→ **Objective**:
Would you pull out every line of the material that contains the string "content"?

→ **Material for this exercise**:
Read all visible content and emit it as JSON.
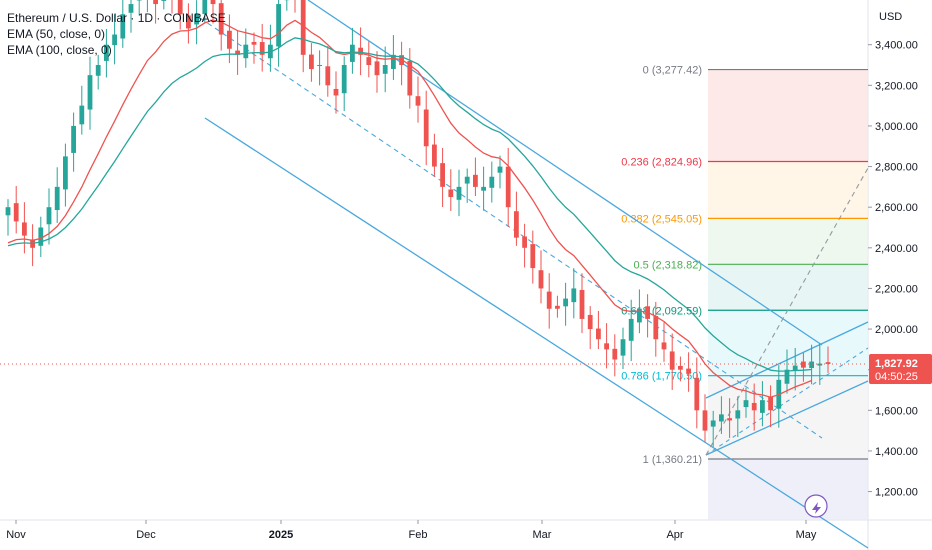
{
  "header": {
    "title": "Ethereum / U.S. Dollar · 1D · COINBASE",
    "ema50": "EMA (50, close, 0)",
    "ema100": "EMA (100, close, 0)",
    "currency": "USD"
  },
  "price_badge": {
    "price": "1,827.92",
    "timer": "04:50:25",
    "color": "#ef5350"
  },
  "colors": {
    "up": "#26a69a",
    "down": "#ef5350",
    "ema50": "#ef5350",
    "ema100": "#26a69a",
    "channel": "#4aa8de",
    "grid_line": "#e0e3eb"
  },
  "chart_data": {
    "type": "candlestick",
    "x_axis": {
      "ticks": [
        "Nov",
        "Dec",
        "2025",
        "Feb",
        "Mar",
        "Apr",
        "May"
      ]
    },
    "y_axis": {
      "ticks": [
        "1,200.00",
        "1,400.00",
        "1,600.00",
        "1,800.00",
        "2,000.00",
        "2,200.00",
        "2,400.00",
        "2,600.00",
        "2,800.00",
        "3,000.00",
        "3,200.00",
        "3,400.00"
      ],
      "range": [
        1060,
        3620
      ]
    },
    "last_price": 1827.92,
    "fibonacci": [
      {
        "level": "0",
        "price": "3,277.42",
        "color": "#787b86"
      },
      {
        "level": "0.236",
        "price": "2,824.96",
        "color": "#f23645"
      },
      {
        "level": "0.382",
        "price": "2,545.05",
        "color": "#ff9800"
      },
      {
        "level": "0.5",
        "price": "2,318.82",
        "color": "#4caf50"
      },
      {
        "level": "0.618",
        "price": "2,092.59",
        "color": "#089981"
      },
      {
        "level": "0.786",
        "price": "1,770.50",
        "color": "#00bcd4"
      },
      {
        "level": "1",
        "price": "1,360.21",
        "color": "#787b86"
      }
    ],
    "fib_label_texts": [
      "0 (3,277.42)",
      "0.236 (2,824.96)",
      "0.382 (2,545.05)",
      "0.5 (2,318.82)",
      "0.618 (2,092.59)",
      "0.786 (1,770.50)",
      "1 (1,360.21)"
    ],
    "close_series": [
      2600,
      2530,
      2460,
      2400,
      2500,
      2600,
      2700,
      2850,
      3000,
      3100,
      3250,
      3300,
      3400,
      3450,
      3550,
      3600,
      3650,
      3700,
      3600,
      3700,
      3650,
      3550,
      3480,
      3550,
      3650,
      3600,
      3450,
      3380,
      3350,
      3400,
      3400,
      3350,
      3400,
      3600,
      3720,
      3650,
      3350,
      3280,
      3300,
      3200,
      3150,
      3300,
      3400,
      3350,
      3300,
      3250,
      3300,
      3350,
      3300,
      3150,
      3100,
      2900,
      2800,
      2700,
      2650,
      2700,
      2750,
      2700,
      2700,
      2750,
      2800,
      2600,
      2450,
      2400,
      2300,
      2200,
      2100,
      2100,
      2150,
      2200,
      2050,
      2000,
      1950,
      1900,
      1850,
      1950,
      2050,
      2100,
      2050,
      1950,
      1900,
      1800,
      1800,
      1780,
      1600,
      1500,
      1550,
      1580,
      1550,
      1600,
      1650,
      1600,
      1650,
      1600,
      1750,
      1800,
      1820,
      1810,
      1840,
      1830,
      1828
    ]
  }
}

==

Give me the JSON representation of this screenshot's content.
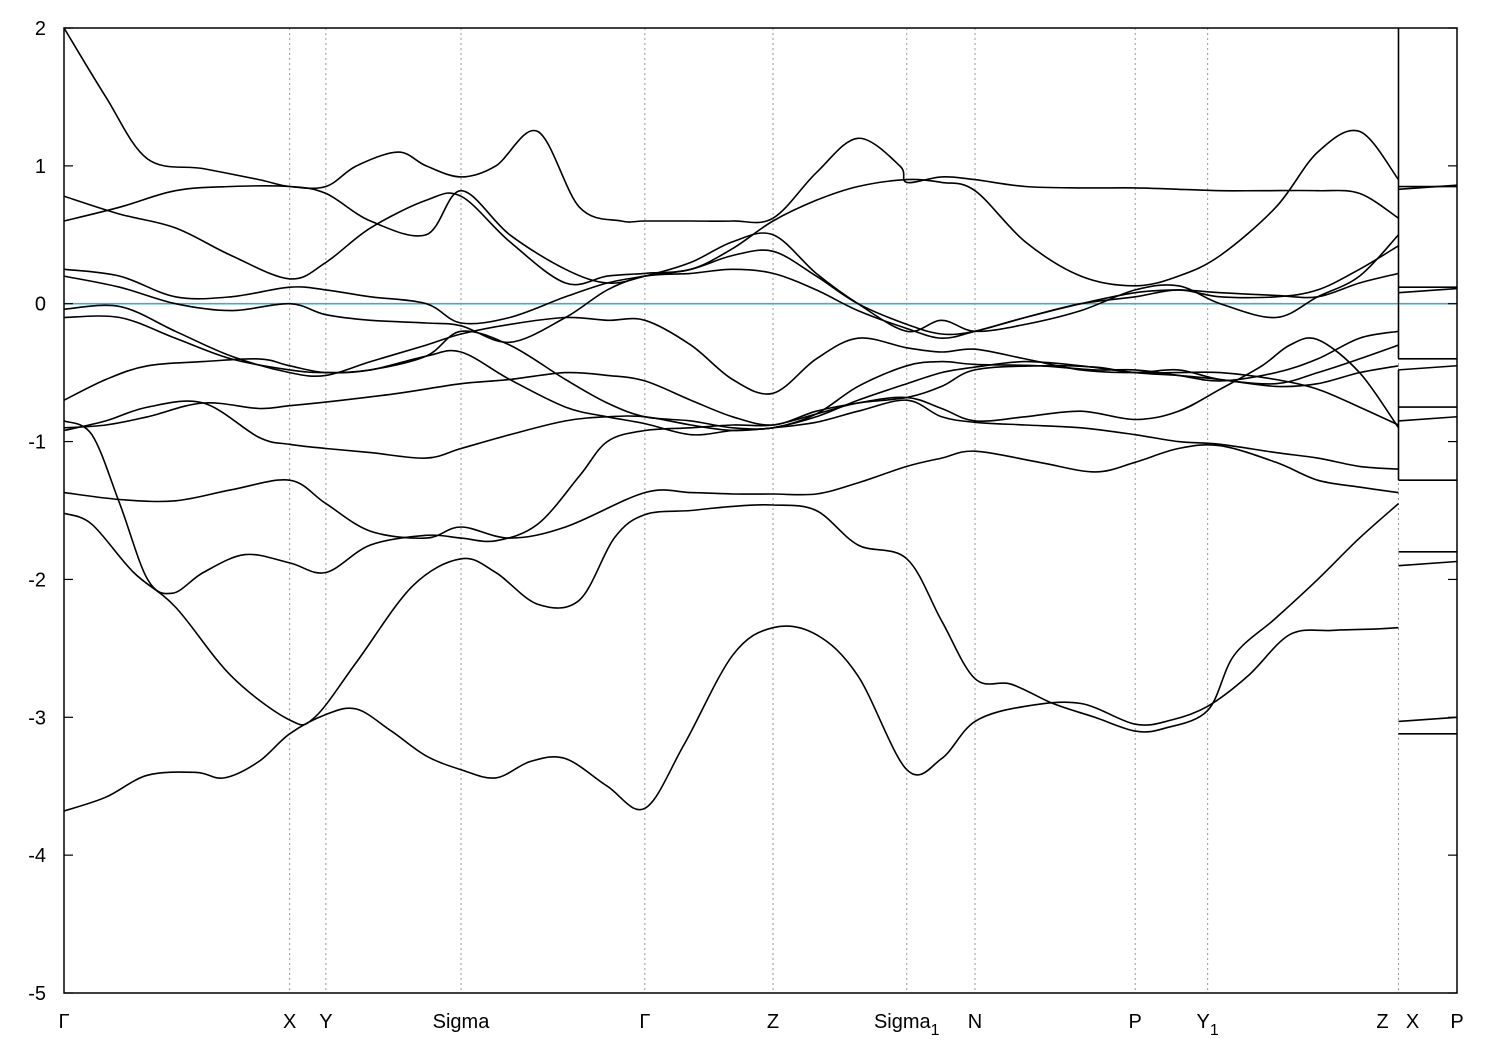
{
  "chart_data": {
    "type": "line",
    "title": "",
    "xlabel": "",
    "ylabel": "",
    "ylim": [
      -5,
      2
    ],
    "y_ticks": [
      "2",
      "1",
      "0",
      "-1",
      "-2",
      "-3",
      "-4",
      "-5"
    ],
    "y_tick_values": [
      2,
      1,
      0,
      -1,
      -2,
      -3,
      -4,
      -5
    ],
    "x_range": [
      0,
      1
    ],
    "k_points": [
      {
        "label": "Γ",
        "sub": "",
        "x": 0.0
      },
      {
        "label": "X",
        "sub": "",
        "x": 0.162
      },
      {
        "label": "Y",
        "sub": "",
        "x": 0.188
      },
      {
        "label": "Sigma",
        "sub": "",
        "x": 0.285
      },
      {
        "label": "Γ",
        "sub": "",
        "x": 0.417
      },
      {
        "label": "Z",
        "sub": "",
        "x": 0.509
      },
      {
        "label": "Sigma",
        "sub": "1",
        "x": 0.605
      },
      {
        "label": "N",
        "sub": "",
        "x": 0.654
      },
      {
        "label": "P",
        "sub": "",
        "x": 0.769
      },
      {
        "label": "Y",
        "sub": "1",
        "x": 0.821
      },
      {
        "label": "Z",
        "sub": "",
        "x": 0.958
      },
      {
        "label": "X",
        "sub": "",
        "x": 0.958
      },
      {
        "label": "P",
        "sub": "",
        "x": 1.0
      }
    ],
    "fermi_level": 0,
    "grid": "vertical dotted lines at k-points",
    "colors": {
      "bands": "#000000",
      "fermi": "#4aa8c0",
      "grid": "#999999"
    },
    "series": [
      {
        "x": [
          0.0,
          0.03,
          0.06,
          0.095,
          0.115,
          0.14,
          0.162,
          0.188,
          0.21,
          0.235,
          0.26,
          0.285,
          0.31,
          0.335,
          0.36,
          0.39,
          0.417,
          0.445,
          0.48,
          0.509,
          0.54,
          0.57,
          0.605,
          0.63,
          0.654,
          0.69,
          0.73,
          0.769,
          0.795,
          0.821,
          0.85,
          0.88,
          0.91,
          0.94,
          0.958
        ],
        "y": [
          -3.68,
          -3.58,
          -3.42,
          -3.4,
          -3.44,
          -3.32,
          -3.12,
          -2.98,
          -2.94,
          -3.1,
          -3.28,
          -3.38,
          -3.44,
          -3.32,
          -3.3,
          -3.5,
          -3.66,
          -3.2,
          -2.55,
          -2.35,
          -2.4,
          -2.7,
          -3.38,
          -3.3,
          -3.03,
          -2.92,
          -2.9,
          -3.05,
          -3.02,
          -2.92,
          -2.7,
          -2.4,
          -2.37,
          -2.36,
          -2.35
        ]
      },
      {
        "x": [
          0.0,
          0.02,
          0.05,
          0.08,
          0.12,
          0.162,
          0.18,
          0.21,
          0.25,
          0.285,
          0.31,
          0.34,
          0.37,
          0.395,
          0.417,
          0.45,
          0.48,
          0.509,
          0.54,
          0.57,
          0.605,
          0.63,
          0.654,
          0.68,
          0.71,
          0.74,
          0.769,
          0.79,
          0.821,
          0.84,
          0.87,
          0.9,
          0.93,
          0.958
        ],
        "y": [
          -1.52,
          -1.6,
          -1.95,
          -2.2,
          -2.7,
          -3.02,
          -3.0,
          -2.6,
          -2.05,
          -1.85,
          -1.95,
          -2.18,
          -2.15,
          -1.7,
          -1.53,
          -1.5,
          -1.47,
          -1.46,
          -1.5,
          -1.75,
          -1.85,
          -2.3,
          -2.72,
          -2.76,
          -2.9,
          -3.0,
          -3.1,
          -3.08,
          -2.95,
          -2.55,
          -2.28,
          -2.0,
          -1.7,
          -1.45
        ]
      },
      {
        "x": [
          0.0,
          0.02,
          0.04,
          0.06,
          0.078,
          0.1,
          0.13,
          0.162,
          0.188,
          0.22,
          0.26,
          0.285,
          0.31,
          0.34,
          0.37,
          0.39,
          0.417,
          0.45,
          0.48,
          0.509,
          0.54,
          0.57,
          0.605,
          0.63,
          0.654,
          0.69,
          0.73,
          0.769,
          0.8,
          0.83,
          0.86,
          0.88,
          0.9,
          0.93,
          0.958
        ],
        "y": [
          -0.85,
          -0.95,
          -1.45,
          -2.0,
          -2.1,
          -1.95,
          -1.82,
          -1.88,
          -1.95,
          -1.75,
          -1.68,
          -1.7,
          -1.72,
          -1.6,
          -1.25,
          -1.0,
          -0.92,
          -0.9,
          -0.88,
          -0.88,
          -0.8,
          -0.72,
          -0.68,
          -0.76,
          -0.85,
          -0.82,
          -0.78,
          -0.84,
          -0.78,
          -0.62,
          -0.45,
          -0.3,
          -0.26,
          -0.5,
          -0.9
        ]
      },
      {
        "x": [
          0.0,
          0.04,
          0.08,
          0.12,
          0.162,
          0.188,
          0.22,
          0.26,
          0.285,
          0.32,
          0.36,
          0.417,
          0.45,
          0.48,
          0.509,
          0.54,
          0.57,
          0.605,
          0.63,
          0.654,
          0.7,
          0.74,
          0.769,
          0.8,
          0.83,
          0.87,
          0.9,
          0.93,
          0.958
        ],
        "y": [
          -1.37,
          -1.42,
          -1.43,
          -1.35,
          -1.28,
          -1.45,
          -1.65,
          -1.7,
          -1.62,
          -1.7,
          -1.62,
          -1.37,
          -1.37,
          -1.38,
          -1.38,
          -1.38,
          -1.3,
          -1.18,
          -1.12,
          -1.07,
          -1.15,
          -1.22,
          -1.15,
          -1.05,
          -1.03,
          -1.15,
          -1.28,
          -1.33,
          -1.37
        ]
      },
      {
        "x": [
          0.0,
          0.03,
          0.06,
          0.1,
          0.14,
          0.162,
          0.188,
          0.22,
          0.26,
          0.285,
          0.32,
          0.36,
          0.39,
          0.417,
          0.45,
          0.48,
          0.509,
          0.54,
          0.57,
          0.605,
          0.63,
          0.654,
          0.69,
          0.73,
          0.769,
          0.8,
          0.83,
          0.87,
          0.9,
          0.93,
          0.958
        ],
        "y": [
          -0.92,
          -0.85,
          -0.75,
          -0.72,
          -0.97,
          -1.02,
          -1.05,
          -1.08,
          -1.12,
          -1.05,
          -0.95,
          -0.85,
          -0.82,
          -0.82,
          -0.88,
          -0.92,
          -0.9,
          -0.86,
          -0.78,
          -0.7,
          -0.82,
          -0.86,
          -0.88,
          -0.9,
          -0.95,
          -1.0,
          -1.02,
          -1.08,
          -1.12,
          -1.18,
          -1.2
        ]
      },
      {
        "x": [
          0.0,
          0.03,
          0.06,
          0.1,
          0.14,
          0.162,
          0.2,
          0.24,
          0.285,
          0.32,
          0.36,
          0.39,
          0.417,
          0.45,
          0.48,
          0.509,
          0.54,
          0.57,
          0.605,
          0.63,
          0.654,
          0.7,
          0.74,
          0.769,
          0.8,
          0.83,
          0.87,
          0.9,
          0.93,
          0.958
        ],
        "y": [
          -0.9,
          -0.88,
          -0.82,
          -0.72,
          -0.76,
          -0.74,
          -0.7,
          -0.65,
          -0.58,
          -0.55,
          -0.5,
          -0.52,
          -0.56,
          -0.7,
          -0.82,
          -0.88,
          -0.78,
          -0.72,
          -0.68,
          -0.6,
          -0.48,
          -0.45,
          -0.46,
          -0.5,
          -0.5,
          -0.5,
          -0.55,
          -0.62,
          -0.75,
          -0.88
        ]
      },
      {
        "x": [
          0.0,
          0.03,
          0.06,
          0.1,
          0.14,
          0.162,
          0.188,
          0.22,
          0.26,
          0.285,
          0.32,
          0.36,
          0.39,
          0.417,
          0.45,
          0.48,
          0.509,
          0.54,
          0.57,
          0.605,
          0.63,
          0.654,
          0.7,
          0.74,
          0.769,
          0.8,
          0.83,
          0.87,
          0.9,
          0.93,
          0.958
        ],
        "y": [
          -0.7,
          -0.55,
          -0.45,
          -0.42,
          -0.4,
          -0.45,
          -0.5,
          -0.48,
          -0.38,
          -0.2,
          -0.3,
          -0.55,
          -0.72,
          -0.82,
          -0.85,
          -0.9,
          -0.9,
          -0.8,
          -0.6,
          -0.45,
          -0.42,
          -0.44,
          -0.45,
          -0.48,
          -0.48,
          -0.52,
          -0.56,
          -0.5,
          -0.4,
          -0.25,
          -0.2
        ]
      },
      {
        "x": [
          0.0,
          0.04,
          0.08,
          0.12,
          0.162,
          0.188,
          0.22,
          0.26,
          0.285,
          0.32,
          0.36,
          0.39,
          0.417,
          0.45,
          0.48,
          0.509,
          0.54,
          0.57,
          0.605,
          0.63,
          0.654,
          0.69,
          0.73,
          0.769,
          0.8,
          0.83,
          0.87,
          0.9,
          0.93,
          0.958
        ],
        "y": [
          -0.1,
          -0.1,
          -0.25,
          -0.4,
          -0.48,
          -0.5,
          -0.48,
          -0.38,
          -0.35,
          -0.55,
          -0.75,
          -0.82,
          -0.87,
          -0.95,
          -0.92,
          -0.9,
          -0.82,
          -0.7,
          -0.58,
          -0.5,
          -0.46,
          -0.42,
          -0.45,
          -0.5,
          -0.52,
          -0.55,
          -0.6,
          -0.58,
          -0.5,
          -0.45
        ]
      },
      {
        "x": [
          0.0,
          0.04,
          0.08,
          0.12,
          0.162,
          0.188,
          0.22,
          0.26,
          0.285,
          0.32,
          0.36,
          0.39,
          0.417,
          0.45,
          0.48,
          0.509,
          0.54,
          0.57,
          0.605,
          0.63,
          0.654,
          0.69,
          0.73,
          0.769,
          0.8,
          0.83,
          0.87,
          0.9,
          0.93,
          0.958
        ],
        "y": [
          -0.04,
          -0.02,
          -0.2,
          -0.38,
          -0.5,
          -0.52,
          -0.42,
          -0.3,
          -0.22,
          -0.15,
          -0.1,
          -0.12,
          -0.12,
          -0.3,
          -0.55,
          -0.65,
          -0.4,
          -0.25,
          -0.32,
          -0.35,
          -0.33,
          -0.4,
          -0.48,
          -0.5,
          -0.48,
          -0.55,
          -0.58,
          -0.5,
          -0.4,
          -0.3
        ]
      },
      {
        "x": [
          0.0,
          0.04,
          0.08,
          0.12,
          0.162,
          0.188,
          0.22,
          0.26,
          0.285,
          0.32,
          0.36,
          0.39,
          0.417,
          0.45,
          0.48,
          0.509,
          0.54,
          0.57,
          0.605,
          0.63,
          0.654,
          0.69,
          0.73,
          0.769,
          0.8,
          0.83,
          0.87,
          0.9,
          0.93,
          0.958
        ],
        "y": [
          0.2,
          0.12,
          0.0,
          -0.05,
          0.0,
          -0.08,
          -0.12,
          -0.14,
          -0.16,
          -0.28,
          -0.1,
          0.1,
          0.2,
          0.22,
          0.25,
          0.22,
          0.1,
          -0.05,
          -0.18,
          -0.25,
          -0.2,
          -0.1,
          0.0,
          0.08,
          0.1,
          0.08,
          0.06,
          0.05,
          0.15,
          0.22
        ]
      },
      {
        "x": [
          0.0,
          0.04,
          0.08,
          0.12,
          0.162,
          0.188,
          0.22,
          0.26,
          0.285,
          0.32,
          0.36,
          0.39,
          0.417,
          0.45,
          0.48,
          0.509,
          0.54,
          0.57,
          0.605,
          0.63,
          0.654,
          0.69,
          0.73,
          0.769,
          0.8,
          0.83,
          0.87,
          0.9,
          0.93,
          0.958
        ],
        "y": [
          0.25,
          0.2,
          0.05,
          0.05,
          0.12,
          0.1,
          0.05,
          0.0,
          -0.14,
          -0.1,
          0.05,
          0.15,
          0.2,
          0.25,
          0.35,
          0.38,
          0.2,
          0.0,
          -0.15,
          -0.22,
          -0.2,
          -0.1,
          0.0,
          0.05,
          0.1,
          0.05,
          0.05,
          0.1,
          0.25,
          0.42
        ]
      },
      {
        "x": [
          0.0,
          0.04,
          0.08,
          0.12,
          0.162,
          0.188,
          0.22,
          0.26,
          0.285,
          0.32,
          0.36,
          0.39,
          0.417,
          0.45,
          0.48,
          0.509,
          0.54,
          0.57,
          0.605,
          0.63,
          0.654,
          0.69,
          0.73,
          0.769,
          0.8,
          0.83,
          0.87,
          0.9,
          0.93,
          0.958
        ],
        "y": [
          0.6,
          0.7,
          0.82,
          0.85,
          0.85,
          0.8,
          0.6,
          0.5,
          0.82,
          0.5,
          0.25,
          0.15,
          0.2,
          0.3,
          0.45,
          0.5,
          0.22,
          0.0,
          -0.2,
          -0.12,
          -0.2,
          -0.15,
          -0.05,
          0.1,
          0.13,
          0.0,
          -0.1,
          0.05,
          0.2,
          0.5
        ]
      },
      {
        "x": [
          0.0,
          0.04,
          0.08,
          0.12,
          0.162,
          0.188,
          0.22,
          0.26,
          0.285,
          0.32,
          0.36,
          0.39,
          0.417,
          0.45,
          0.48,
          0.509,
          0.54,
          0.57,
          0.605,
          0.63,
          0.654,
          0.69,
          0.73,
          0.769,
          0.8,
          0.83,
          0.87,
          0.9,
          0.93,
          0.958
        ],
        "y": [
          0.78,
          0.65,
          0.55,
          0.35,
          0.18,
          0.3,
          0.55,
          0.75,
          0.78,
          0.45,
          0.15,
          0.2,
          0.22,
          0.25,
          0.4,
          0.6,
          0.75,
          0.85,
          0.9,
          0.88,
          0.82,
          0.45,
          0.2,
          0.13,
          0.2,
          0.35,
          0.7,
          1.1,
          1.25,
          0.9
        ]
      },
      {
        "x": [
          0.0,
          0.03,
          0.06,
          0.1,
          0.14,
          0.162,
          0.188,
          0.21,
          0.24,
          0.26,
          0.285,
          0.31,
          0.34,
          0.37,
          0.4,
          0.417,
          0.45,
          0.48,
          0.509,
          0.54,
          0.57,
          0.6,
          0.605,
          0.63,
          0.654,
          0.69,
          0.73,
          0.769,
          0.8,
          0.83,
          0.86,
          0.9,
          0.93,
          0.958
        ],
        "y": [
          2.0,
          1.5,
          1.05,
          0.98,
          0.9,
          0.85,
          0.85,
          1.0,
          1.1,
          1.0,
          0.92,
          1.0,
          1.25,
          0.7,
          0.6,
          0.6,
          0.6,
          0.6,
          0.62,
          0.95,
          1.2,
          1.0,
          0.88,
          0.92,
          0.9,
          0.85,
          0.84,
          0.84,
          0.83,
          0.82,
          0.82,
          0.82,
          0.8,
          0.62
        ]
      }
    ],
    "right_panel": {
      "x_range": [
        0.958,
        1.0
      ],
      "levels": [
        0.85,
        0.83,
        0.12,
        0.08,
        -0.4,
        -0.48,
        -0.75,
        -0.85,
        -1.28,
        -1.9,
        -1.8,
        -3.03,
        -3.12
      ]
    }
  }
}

→ **Final result**:
Read all visible content and emit it as JSON.
Give me the JSON representation of this screenshot's content.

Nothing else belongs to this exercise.